■ **Short exercise**
Carry on the article below about how gay characters are portrayed in film, starting from the point where it stops.

[START Text shown]

We’re not meeting for clandestine rendezvous on shipping piers and in dimly lit corners of the park, or for a hastily gulped drink in a windowless bar. (Well, not exclusively, at any rate.) We go on dates, good and bad, we have long-term girlfriends and boyfriends, we can get married, we have kids. We belong at the grownupss’ table as the fully functional, fully human adults that we are. Not as some outdated, femme clown who entertains the room before slinking out the back door.
It could be worse, though. We could be the only black guy in Baltimore who’s just a waiter.
Dixon T. Gaines is a writer and editor formerly based in New York and who now finds himself in Los Angeles.
Wilson Cruz, who plays Nathan in the film, sees it another way entirely.
“I didn’t swish, my wrists were intact and I think I spoke without a lisp,” he tells Queerty, adding, “I wasn’t playing a stereotype. I’d love to know what I did that was stereotypical.” Asked if there was pressure to “gay it up” for the camera, Cruz says, “No there wasn’t. The actors came in and did what they wanted.”
Cruz, who’s starred in Rent, Noah’s Arc, and yes, My So-Called Life, doesn’t “think they were all queens in this movie. I certainly didn’t think I was being queenie. I think he [Nathan] was likable and friendly, but queenie, no. Some of the other characters, perhaps.”
And here’s one point you can get on board with: “I don’t think it’s really fair to say that every gay character in every film or movie is supposed to be the defining depiction of who we are as a community. No character can do that. I think that I played him [Nathan] as honestly as I could. I reacted in the film as I would in life, and I don’t think I’m a stereotype. We aren’t all Tom of Finland. And if we are honest with ourselves, none of us are. … Sometimes people look at a character these days and say, ‘Well he was effeminate. And that’s stereotypical.’ Well, guess what, some people in our community are effeminate. And I don’t necessarily think that’s the end of the world. Not all of my characters are effeminate.”

[END Text shown]
[START Given data]

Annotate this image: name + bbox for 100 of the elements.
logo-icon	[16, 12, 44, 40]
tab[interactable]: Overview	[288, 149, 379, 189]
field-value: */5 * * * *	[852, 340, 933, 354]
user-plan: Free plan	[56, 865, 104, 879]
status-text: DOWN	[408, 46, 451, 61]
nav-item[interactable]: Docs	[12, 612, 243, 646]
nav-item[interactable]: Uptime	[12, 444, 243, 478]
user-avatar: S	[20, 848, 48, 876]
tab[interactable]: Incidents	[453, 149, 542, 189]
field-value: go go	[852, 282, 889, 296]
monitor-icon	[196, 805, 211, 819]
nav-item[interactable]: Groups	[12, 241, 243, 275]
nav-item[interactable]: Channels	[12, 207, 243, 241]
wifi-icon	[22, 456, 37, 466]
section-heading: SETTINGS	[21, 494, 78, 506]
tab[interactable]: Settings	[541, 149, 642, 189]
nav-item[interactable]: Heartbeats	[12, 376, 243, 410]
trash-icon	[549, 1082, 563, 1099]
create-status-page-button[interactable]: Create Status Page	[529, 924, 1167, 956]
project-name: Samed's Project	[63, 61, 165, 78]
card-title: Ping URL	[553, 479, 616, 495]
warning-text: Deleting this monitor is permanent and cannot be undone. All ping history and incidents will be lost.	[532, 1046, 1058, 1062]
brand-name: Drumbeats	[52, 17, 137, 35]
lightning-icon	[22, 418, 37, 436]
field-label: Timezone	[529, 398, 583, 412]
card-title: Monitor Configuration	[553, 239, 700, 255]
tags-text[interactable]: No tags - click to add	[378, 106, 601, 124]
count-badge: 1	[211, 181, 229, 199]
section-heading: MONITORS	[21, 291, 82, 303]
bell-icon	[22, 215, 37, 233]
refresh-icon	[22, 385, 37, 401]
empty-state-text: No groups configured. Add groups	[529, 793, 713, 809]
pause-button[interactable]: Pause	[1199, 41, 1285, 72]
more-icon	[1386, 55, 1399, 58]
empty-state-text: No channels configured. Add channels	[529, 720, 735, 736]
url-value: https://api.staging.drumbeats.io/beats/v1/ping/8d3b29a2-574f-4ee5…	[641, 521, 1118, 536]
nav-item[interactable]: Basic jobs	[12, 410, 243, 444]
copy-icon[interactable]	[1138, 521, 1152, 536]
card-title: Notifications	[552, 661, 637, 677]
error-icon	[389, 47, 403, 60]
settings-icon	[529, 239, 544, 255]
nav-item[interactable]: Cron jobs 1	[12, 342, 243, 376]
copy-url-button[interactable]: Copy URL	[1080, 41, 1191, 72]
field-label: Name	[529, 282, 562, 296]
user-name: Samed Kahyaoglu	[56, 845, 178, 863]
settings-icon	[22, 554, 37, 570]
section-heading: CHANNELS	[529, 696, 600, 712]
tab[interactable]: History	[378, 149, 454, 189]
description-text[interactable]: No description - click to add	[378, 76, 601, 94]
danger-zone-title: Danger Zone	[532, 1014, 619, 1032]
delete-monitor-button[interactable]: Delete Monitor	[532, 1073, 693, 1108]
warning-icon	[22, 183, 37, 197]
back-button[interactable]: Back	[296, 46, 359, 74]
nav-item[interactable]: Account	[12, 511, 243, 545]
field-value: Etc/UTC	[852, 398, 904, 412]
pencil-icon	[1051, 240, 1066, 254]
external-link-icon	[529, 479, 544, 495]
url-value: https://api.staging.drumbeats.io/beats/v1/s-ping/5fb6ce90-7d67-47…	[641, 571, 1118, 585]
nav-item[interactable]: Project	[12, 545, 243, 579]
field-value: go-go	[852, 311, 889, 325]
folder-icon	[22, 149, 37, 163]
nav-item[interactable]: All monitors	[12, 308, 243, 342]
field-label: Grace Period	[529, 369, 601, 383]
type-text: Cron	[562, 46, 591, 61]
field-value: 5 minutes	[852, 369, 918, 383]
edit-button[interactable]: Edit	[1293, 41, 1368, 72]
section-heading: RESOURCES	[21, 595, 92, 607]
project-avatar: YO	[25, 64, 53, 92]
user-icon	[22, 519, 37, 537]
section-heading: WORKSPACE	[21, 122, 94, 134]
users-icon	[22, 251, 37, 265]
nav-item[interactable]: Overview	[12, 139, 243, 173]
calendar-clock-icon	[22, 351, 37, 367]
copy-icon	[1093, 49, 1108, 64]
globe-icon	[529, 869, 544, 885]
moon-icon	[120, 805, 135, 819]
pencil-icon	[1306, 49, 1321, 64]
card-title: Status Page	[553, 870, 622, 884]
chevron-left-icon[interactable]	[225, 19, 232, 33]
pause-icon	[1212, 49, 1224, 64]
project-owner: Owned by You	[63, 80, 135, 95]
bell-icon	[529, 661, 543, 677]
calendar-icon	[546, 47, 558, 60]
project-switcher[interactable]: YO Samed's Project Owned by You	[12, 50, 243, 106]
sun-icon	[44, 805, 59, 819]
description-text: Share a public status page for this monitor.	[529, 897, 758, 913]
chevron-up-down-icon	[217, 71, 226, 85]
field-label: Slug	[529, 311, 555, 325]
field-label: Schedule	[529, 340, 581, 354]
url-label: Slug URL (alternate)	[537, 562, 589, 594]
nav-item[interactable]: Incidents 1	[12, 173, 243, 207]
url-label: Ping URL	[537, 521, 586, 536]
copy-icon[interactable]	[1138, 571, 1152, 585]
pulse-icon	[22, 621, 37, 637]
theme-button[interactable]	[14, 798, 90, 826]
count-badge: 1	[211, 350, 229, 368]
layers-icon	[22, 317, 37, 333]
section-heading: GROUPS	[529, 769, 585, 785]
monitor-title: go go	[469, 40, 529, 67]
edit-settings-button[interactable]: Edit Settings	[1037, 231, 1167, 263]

[END Given data]
[START Given data]

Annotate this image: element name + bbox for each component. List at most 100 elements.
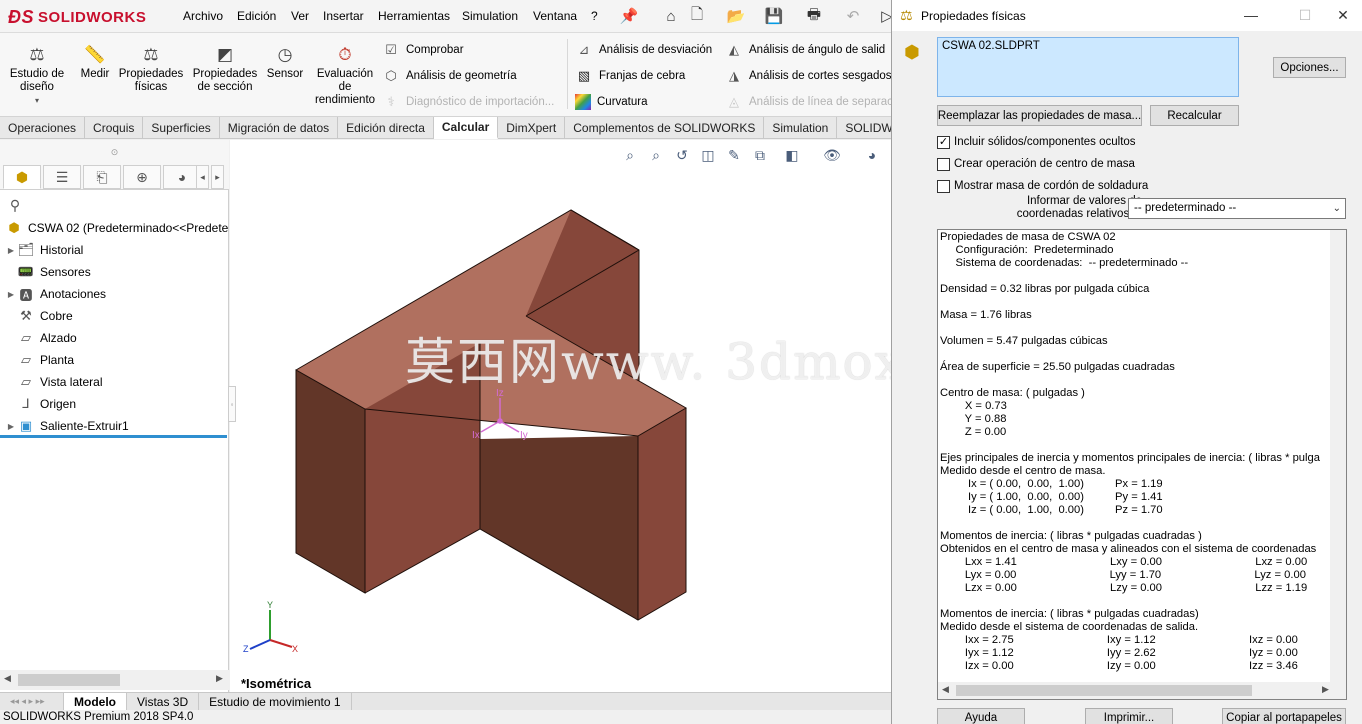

[END Given data]

■ **Task answer**
Alexa
I have no intention of seeing the movie but I’m curious, are there any lesbians in it? I assume if she’s working at a gay newspaper there must be some. Or do only straight chicks work there?
blake
I would have to agree with many of Mr. Dixon’s points. The commercials for the film feature the gay Asian character fawning over the straight, white girl and delivering to her “Myspace is the new booty call.” It’s the kind of scene that is normally played by the sassy African-American girlfriend who exists in a movie only to prop up her white friend.
Wilson Cruz, however, is right in that too often there is harsh reaction by many when an effeminate gay character is presented. This sometimes seems to me like self-hatred and demonization of effeminate gay men.
And, lest we forget, Wilson Cruz is a mixed-race, black and white, Puerto Rican. If Cruz’s last name were Williams, Johnson, Jones, etc., no one would bat an eye if he self-identified himself as “black.” Wilson Cruz looks just as “black” as Muhammad Ali or Will Smith or Jesse Jackson, three African-Americans of mixed ancestry.
In Hollywood, there is disconnect between the concept of what it means to be Latino and the reality that the majority of enslaved Africans toiled in Latin America. That is why there are more people of African ancestry in many Latin American countries than there people of indigenous (Native) American ancestry.
Chexy
Thanks to Dixon Gaines for telling it like it is. About another ten years and Hollywood should come around to letting the gays play some real roles.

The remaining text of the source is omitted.